- [Task details] All of the material should be reproduced exactly, with pictures left out.

----- Stored records -----

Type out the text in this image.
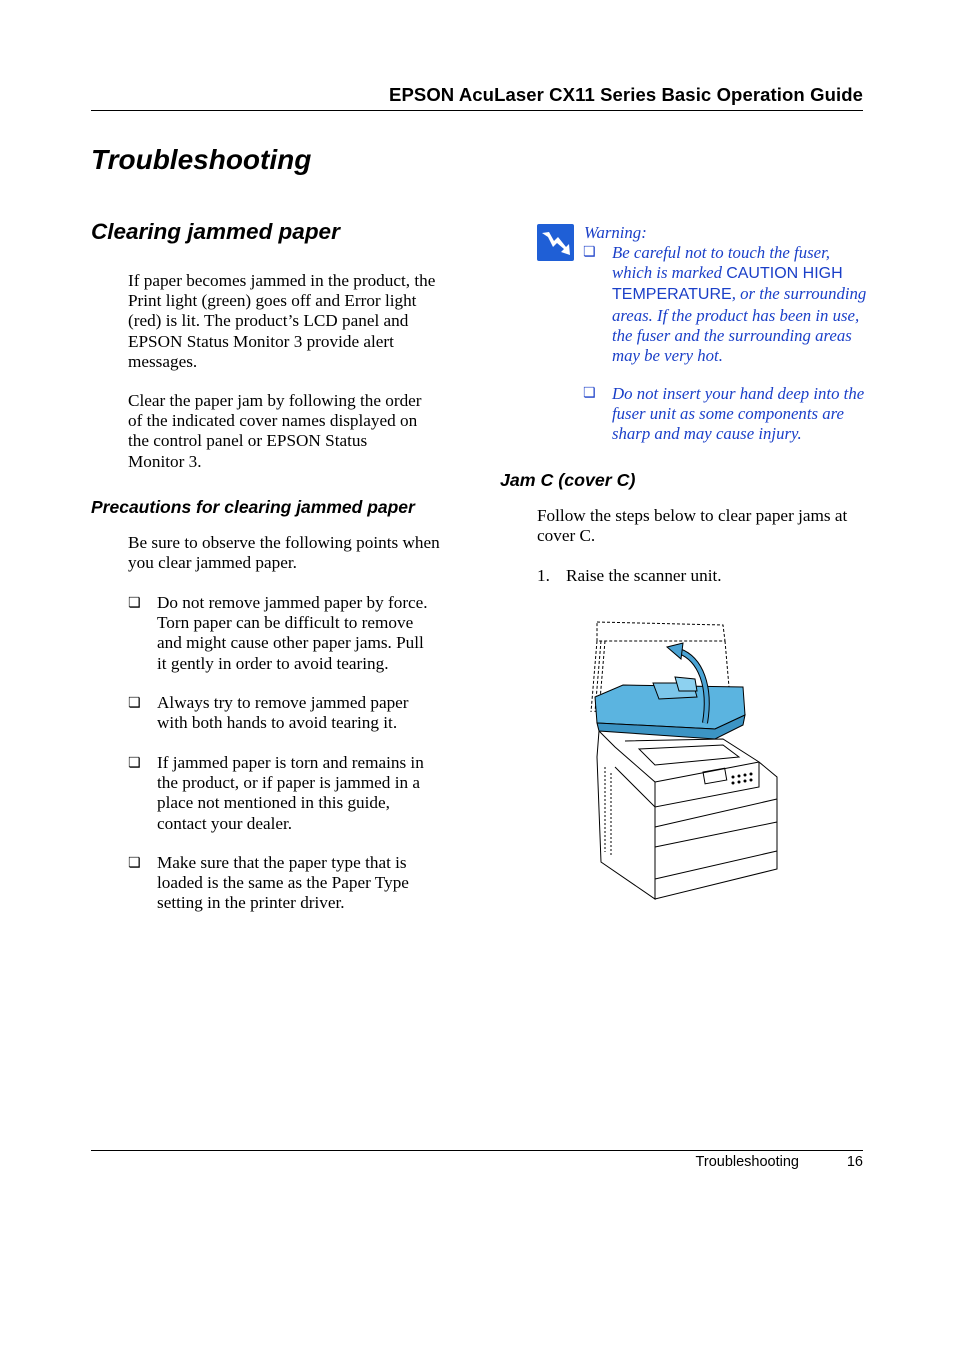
EPSON AcuLaser CX11 Series Basic Operation Guide
Troubleshooting
Clearing jammed paper
If paper becomes jammed in the product, the
Print light (green) goes off and Error light
(red) is lit. The product’s LCD panel and
EPSON Status Monitor 3 provide alert
messages.
Clear the paper jam by following the order
of the indicated cover names displayed on
the control panel or EPSON Status
Monitor 3.
Precautions for clearing jammed paper
Be sure to observe the following points when
you clear jammed paper.
❏ Do not remove jammed paper by force.
Torn paper can be difficult to remove
and might cause other paper jams. Pull
it gently in order to avoid tearing.
❏ Always try to remove jammed paper
with both hands to avoid tearing it.
❏ If jammed paper is torn and remains in
the product, or if paper is jammed in a
place not mentioned in this guide,
contact your dealer.
❏ Make sure that the paper type that is
loaded is the same as the Paper Type
setting in the printer driver.
Warning:
❏ Be careful not to touch the fuser,
which is marked CAUTION HIGH
TEMPERATURE, or the surrounding
areas. If the product has been in use,
the fuser and the surrounding areas
may be very hot.
❏ Do not insert your hand deep into the
fuser unit as some components are
sharp and may cause injury.
Jam C (cover C)
Follow the steps below to clear paper jams at
cover C.
1. Raise the scanner unit.
Troubleshooting	16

-----

- [Solution to the problem]
Type out the text in this image.
EPSON AcuLaser CX11 Series Basic Operation Guide
Troubleshooting
Clearing jammed paper
If paper becomes jammed in the product, the
Print light (green) goes off and Error light
(red) is lit. The product’s LCD panel and
EPSON Status Monitor 3 provide alert
messages.
Clear the paper jam by following the order
of the indicated cover names displayed on
the control panel or EPSON Status
Monitor 3.
Precautions for clearing jammed paper
Be sure to observe the following points when
you clear jammed paper.
❏ Do not remove jammed paper by force.
Torn paper can be difficult to remove
and might cause other paper jams. Pull
it gently in order to avoid tearing.
❏ Always try to remove jammed paper
with both hands to avoid tearing it.
❏ If jammed paper is torn and remains in
the product, or if paper is jammed in a
place not mentioned in this guide,
contact your dealer.
❏ Make sure that the paper type that is
loaded is the same as the Paper Type
setting in the printer driver.
Warning:
❏ Be careful not to touch the fuser,
which is marked CAUTION HIGH
TEMPERATURE, or the surrounding
areas. If the product has been in use,
the fuser and the surrounding areas
may be very hot.
❏ Do not insert your hand deep into the
fuser unit as some components are
sharp and may cause injury.
Jam C (cover C)
Follow the steps below to clear paper jams at
cover C.
1. Raise the scanner unit.
Troubleshooting	16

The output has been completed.